EXERCISE REQUIREMENTS:
Output every record below exactly as it appears.

── RECORDS SHOWN ──

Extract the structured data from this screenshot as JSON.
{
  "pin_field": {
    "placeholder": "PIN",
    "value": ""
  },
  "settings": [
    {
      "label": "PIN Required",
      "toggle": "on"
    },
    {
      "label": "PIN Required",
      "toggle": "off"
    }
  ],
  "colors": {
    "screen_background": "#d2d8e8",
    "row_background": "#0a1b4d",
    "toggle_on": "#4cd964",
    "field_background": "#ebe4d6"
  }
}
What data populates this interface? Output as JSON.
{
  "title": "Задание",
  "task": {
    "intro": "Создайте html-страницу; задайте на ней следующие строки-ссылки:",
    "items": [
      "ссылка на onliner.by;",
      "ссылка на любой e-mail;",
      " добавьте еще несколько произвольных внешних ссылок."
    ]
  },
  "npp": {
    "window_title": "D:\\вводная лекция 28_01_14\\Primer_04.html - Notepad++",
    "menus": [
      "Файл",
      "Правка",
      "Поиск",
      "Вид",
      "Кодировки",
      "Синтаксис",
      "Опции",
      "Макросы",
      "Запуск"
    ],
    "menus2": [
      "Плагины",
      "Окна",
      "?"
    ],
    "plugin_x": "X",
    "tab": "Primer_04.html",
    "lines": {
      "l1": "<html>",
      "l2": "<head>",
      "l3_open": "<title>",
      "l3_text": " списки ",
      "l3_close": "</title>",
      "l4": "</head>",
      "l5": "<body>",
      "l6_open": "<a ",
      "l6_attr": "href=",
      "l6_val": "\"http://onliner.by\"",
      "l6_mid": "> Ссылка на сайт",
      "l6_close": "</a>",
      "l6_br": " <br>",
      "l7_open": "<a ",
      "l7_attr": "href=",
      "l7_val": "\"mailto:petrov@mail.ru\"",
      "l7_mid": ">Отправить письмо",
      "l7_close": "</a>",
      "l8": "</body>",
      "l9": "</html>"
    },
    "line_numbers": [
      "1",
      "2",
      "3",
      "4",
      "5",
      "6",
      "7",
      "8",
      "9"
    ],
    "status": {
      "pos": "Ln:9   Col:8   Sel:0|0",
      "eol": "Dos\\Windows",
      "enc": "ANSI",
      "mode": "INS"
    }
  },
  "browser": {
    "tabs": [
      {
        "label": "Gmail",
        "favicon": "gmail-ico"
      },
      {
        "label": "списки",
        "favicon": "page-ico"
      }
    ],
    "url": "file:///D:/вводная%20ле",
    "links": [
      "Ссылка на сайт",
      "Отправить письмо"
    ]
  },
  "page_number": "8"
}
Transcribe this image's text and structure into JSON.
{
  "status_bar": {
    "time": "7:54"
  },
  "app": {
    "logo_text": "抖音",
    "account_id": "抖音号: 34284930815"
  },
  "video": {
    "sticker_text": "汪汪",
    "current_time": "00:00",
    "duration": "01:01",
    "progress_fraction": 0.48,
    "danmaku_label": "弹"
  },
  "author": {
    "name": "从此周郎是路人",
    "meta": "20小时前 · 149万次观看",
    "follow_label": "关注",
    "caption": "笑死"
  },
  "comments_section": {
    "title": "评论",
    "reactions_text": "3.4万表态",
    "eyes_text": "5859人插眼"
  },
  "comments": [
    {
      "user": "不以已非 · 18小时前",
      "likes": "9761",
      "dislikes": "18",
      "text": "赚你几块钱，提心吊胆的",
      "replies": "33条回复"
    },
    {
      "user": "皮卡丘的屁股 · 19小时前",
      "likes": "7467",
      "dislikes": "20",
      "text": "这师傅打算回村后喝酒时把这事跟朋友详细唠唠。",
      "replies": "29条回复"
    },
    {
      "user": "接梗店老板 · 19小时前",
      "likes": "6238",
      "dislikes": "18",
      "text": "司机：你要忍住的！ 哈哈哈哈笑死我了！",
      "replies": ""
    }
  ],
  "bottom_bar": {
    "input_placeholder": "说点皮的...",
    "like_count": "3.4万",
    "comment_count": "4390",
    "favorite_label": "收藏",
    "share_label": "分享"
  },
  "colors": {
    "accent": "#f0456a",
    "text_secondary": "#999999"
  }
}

───

TASK SOLUTION:
Extract the structured data from this screenshot as JSON.
{
  "pin_field": {
    "placeholder": "PIN",
    "value": ""
  },
  "settings": [
    {
      "label": "PIN Required",
      "toggle": "on"
    },
    {
      "label": "PIN Required",
      "toggle": "off"
    }
  ],
  "colors": {
    "screen_background": "#d2d8e8",
    "row_background": "#0a1b4d",
    "toggle_on": "#4cd964",
    "field_background": "#ebe4d6"
  }
}
What data populates this interface? Output as JSON.
{
  "title": "Задание",
  "task": {
    "intro": "Создайте html-страницу; задайте на ней следующие строки-ссылки:",
    "items": [
      "ссылка на onliner.by;",
      "ссылка на любой e-mail;",
      " добавьте еще несколько произвольных внешних ссылок."
    ]
  },
  "npp": {
    "window_title": "D:\\вводная лекция 28_01_14\\Primer_04.html - Notepad++",
    "menus": [
      "Файл",
      "Правка",
      "Поиск",
      "Вид",
      "Кодировки",
      "Синтаксис",
      "Опции",
      "Макросы",
      "Запуск"
    ],
    "menus2": [
      "Плагины",
      "Окна",
      "?"
    ],
    "plugin_x": "X",
    "tab": "Primer_04.html",
    "lines": {
      "l1": "<html>",
      "l2": "<head>",
      "l3_open": "<title>",
      "l3_text": " списки ",
      "l3_close": "</title>",
      "l4": "</head>",
      "l5": "<body>",
      "l6_open": "<a ",
      "l6_attr": "href=",
      "l6_val": "\"http://onliner.by\"",
      "l6_mid": "> Ссылка на сайт",
      "l6_close": "</a>",
      "l6_br": " <br>",
      "l7_open": "<a ",
      "l7_attr": "href=",
      "l7_val": "\"mailto:petrov@mail.ru\"",
      "l7_mid": ">Отправить письмо",
      "l7_close": "</a>",
      "l8": "</body>",
      "l9": "</html>"
    },
    "line_numbers": [
      "1",
      "2",
      "3",
      "4",
      "5",
      "6",
      "7",
      "8",
      "9"
    ],
    "status": {
      "pos": "Ln:9   Col:8   Sel:0|0",
      "eol": "Dos\\Windows",
      "enc": "ANSI",
      "mode": "INS"
    }
  },
  "browser": {
    "tabs": [
      {
        "label": "Gmail",
        "favicon": "gmail-ico"
      },
      {
        "label": "списки",
        "favicon": "page-ico"
      }
    ],
    "url": "file:///D:/вводная%20ле",
    "links": [
      "Ссылка на сайт",
      "Отправить письмо"
    ]
  },
  "page_number": "8"
}
Transcribe this image's text and structure into JSON.
{
  "status_bar": {
    "time": "7:54"
  },
  "app": {
    "logo_text": "抖音",
    "account_id": "抖音号: 34284930815"
  },
  "video": {
    "sticker_text": "汪汪",
    "current_time": "00:00",
    "duration": "01:01",
    "progress_fraction": 0.48,
    "danmaku_label": "弹"
  },
  "author": {
    "name": "从此周郎是路人",
    "meta": "20小时前 · 149万次观看",
    "follow_label": "关注",
    "caption": "笑死"
  },
  "comments_section": {
    "title": "评论",
    "reactions_text": "3.4万表态",
    "eyes_text": "5859人插眼"
  },
  "comments": [
    {
      "user": "不以已非 · 18小时前",
      "likes": "9761",
      "dislikes": "18",
      "text": "赚你几块钱，提心吊胆的",
      "replies": "33条回复"
    },
    {
      "user": "皮卡丘的屁股 · 19小时前",
      "likes": "7467",
      "dislikes": "20",
      "text": "这师傅打算回村后喝酒时把这事跟朋友详细唠唠。",
      "replies": "29条回复"
    },
    {
      "user": "接梗店老板 · 19小时前",
      "likes": "6238",
      "dislikes": "18",
      "text": "司机：你要忍住的！ 哈哈哈哈笑死我了！",
      "replies": ""
    }
  ],
  "bottom_bar": {
    "input_placeholder": "说点皮的...",
    "like_count": "3.4万",
    "comment_count": "4390",
    "favorite_label": "收藏",
    "share_label": "分享"
  },
  "colors": {
    "accent": "#f0456a",
    "text_secondary": "#999999"
  }
}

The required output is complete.